Short task:
Count every line that holds the string "name", then give that number alone.

- - - -

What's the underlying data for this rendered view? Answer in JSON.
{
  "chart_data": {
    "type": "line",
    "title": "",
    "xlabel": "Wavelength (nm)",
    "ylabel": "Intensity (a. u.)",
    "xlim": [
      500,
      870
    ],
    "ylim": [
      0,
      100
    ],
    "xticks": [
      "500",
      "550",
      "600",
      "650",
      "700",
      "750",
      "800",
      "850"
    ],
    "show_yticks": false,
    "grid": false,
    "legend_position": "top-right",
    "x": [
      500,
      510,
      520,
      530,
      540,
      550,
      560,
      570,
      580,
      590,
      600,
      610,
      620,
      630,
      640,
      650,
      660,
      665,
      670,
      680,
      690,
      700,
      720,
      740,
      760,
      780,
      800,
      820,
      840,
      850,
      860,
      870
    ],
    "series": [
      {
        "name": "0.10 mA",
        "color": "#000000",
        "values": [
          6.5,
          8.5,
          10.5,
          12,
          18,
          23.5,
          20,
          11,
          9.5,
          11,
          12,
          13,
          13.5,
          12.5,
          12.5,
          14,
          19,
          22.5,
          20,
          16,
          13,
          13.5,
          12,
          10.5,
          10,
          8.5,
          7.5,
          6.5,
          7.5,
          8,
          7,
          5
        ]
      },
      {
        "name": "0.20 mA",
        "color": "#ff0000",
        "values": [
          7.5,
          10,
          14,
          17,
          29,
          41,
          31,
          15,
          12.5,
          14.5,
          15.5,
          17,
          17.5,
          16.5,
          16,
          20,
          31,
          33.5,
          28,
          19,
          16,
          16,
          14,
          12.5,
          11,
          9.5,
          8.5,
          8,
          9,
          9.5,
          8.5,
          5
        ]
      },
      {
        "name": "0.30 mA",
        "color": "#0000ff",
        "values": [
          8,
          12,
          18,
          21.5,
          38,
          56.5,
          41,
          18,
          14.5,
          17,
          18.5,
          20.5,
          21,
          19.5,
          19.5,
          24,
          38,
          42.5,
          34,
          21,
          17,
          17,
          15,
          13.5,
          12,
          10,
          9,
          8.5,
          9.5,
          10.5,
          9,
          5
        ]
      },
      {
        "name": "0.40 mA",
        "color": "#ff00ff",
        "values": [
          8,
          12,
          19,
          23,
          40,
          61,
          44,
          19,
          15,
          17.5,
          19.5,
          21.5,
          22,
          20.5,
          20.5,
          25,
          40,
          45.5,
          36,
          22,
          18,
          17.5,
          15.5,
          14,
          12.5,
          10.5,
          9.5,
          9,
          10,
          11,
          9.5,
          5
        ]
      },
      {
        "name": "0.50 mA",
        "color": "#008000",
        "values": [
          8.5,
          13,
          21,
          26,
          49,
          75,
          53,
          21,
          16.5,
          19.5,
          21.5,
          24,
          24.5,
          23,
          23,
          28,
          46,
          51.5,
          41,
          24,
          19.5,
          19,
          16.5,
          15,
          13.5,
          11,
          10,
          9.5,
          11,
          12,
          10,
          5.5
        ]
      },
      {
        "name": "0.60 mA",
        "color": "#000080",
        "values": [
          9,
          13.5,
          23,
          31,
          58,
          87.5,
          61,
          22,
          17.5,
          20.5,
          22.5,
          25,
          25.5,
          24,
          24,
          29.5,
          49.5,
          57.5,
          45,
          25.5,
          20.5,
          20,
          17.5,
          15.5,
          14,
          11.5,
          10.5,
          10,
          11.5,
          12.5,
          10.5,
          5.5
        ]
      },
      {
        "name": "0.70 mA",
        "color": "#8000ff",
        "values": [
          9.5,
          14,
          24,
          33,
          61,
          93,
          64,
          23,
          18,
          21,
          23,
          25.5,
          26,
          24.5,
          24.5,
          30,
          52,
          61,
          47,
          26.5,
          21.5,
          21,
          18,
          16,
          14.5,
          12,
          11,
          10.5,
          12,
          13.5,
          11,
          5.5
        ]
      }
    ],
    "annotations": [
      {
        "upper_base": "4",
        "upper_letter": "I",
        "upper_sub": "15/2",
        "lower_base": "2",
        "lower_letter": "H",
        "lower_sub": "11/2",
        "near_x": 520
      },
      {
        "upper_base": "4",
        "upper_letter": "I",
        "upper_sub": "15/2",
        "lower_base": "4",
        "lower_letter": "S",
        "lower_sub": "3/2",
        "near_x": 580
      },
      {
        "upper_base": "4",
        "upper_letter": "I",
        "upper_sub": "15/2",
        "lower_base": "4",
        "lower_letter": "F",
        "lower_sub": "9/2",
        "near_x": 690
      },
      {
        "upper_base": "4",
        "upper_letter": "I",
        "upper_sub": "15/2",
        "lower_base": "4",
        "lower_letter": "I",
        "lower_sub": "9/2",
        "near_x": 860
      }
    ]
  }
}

- - - -

Exercise result:
7